● **TEXT EXTRACT**
History of ELEKTRISOLA

1948

Foundation of Elektrisola in Germany

Founder
Dr. Gerd Schildbach
1948
First building in Eckenhagen,
Germany
1949

Elektrisola was founded by Dr. Gerd Schildbach on July 1, 1948 in Eckenhagen, Germany. His father, Dr. Ing. Richard Schildbach, was already producing fine resistance wires and held the world record in drawing the finest wire (0.008 mm) in 1938. Based on this wire drawing knowledge, Dr. Gerd Schildbach started to design and build his own fine wire enameling machines. This internally developed process technology later became a major contributor to the rapid growth of the Elektrisola fine wire production worldwide.

1961

Italy: The first factory outside Germany

Elektrisola Atesina I, Molini di Tures, Italy

Rapid sales growth in new markets required construction of additional production capacity. Elektrisola Atesina was built in the Alps mountains in the German speaking part of northern Italy and started production in 1964.

1968

First factory in EFTA economic area

Elektrisola Feindraht AG, Escholzmatt, Switzerland

Between 1957 and 1960, Europe had been divided into 2 different blocks, EWG (Belgium, France, Germany, Italy, Luxemburg and The Netherlands), which became EU in 1993, and EFTA (Austria, Denmark, Great Britain, Norway, Portugal, Sweden, Switzerland), with duties levied for trading between those blocks. In order to serve customers in the EFTA zone, Elektrisola Feindraht, Switzerland, was founded in 1968.

1970

Wire drawing factory in Italy

Elektrisola Atesina II, Lutago, Italy

Rapid expansion of the Italian Atesina plant required construction of a second plant 15 km away from the original factory to have better access to workers close by. In 1973 this new factory opened its doors, specializing in bare wire production.

1976

First factory outside Europe

Elektrisola Inc., Boscawen, NH, U.S.A.

Elektrisola began exporting fine wire to the US market in the 1960’s. Due to the continued growth of this newest market the decision was made to build a new fine wire plant in the United States. In 1976 Elektrisola Inc. was opened in Boscawen, NH and continued to expand into the largest fine wire factory in North America.

1984

First sales company of Asia

Sales to Asia became a new challenge in the 1980’s. Therefore a trading company, Elektrisola Hong Kong Ltd., was founded in Hong Kong in 1984.

1993

First factory of Asia

Elektrisola (Malaysia) Sdn. Bhd., Bentong, Malaysia

To support the fast growing Asian market with local production, Elektrisola (Malaysia) was built and began operations in 1993 near Bentong, Malaysia.

1993

Generation change in Management

Dr. Detlef, Dr. Gerd and Dr. Oliver Schildbach

Dr. Gerd Schildbach passes the management of the Elektrisola Group on to his sons, Dr. Detlef and Dr. Oliver Schildbach.

● **REQUIREMENT A**
Transcribe the stretch of the Elektrisola history from "Dr. Detlef, Dr." through "Dr. Oliver Schildbach.".
● **REQUIREMENT B**
Answer these questions using the Elektrisola history:
(i) In what year did Dr. Ing. Richard Schildbach hold the world record for drawing the finest wire?
(ii) In what town and state was Elektrisola Inc. opened in 1976?
(iii) To whom did Dr. Gerd Schildbach pass the management of the Elektrisola Group?
The data has no connection to the Elektrisola history.

● **DATA LISTING**

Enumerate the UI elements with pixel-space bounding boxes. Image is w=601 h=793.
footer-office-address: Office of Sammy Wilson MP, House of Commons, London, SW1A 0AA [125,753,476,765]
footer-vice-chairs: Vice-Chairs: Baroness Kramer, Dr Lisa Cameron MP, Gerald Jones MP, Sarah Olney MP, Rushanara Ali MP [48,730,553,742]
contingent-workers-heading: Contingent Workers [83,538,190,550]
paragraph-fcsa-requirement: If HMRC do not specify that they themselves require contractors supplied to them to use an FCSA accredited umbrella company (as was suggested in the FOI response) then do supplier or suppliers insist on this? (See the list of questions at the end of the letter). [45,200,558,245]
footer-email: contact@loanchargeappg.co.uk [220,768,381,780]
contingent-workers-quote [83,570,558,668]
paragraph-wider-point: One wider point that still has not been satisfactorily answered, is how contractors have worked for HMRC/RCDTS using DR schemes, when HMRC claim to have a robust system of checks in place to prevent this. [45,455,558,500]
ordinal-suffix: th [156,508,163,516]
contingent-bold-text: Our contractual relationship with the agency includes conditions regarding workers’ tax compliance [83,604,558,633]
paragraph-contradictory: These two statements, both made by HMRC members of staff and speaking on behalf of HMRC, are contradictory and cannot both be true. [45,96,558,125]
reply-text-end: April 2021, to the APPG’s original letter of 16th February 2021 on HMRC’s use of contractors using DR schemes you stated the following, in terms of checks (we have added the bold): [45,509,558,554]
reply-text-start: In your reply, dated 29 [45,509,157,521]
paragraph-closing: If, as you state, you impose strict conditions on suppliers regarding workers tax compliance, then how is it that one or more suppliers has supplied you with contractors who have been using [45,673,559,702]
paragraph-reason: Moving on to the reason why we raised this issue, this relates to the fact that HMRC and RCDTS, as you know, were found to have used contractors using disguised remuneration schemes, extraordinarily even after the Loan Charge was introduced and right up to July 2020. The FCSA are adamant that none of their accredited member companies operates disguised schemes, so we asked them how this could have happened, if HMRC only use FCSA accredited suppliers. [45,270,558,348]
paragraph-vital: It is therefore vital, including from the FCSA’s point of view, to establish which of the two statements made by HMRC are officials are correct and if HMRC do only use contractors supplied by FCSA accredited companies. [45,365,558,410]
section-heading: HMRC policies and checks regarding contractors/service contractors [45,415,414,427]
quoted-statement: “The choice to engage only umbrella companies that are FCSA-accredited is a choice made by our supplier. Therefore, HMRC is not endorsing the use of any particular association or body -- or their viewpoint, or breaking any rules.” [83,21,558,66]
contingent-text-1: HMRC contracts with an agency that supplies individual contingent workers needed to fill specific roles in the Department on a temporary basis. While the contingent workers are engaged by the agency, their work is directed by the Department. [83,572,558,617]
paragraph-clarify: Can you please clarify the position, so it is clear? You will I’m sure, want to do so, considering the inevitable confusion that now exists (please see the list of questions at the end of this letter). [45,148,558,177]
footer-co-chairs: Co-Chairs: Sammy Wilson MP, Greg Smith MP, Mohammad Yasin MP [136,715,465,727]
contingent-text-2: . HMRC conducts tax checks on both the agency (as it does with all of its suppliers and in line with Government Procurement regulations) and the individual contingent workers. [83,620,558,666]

● **FINAL ANSWER A**
Dr. Detlef, Dr. Gerd and Dr. Oliver Schildbach

Dr. Gerd Schildbach passes the management of the Elektrisola Group on to his sons, Dr. Detlef and Dr. Oliver Schildbach.

● **FINAL ANSWER B**
(i) 1938
(ii) Boscawen, NH
(iii) His sons, Dr. Detlef and Dr. Oliver Schildbach